§ **INFORMATION PROVIDED**
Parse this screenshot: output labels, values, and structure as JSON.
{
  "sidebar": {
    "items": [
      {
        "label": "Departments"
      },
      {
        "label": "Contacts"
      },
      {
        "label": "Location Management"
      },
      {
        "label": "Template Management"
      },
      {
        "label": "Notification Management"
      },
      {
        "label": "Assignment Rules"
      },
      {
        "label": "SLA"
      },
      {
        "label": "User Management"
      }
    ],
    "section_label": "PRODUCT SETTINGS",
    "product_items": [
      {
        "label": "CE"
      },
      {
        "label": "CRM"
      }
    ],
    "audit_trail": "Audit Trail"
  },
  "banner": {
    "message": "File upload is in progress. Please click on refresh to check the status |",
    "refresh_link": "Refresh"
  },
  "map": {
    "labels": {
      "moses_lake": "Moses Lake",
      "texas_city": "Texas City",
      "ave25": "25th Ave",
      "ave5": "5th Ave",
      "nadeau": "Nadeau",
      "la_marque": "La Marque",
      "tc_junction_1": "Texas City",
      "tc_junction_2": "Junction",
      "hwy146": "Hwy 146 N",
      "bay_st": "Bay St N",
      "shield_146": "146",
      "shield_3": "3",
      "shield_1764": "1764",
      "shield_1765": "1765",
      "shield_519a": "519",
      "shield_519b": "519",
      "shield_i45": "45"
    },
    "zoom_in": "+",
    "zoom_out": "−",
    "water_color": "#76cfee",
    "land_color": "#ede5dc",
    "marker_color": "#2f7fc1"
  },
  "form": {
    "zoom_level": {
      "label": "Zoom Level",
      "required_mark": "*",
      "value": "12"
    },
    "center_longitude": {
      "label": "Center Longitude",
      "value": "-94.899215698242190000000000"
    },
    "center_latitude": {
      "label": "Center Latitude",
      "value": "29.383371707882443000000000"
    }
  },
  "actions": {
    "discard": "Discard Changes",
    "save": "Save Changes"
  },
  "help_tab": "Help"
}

§ **PROBLEM TO SOLVE**
From the listing above, extract all records word for word.

§ **EXERCISE SOLUTION**
Parse this screenshot: output labels, values, and structure as JSON.
{
  "sidebar": {
    "items": [
      {
        "label": "Departments"
      },
      {
        "label": "Contacts"
      },
      {
        "label": "Location Management"
      },
      {
        "label": "Template Management"
      },
      {
        "label": "Notification Management"
      },
      {
        "label": "Assignment Rules"
      },
      {
        "label": "SLA"
      },
      {
        "label": "User Management"
      }
    ],
    "section_label": "PRODUCT SETTINGS",
    "product_items": [
      {
        "label": "CE"
      },
      {
        "label": "CRM"
      }
    ],
    "audit_trail": "Audit Trail"
  },
  "banner": {
    "message": "File upload is in progress. Please click on refresh to check the status |",
    "refresh_link": "Refresh"
  },
  "map": {
    "labels": {
      "moses_lake": "Moses Lake",
      "texas_city": "Texas City",
      "ave25": "25th Ave",
      "ave5": "5th Ave",
      "nadeau": "Nadeau",
      "la_marque": "La Marque",
      "tc_junction_1": "Texas City",
      "tc_junction_2": "Junction",
      "hwy146": "Hwy 146 N",
      "bay_st": "Bay St N",
      "shield_146": "146",
      "shield_3": "3",
      "shield_1764": "1764",
      "shield_1765": "1765",
      "shield_519a": "519",
      "shield_519b": "519",
      "shield_i45": "45"
    },
    "zoom_in": "+",
    "zoom_out": "−",
    "water_color": "#76cfee",
    "land_color": "#ede5dc",
    "marker_color": "#2f7fc1"
  },
  "form": {
    "zoom_level": {
      "label": "Zoom Level",
      "required_mark": "*",
      "value": "12"
    },
    "center_longitude": {
      "label": "Center Longitude",
      "value": "-94.899215698242190000000000"
    },
    "center_latitude": {
      "label": "Center Latitude",
      "value": "29.383371707882443000000000"
    }
  },
  "actions": {
    "discard": "Discard Changes",
    "save": "Save Changes"
  },
  "help_tab": "Help"
}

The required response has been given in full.